→ WRITTEN REQUEST
Drop the images; return everything else in the listing below exactly.
--- Start MATERIAL TO PROCESS ---
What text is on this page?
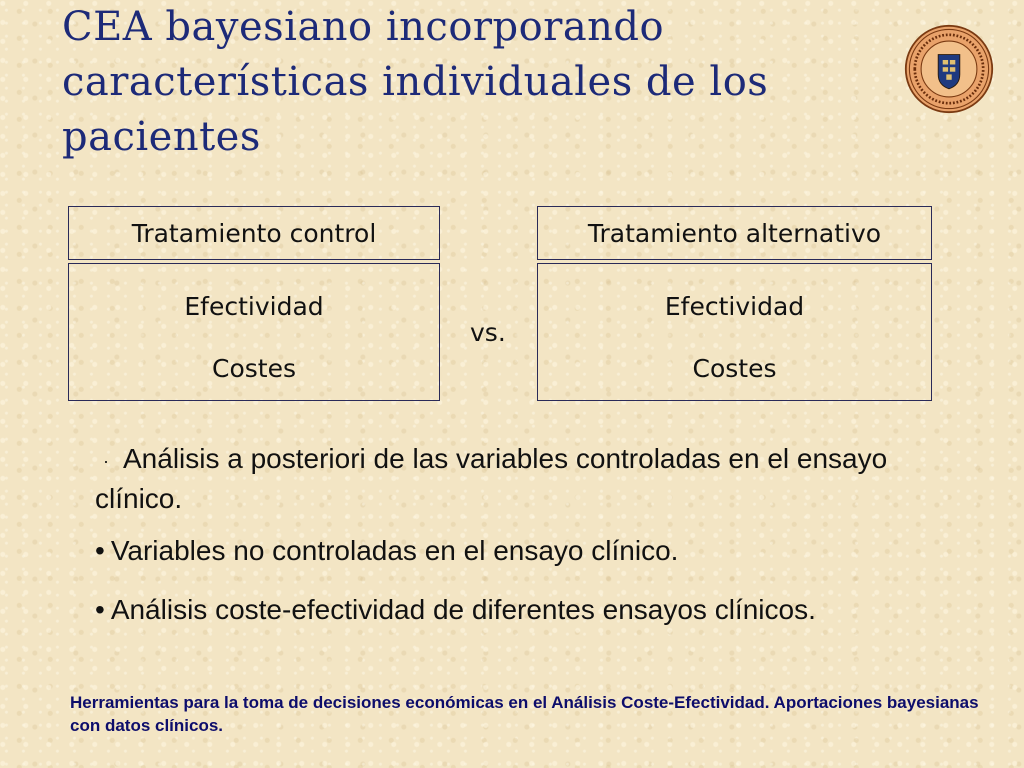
CEA bayesiano incorporando características individuales de los pacientes
Tratamiento control
Efectividad
Costes
vs.
Tratamiento alternativo
Efectividad
Costes

· Análisis a posteriori de las variables controladas en el ensayo clínico.

• Variables no controladas en el ensayo clínico.

• Análisis coste-efectividad de diferentes ensayos clínicos.

Herramientas para la toma de decisiones económicas en el Análisis Coste-Efectividad. Aportaciones bayesianas con datos clínicos.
--- End MATERIAL TO PROCESS ---
→ TASK ANSWER
What text is on this page?
CEA bayesiano incorporando características individuales de los pacientes
Tratamiento control
Efectividad
Costes
vs.
Tratamiento alternativo
Efectividad
Costes

· Análisis a posteriori de las variables controladas en el ensayo clínico.

• Variables no controladas en el ensayo clínico.

• Análisis coste-efectividad de diferentes ensayos clínicos.

Herramientas para la toma de decisiones económicas en el Análisis Coste-Efectividad. Aportaciones bayesianas con datos clínicos.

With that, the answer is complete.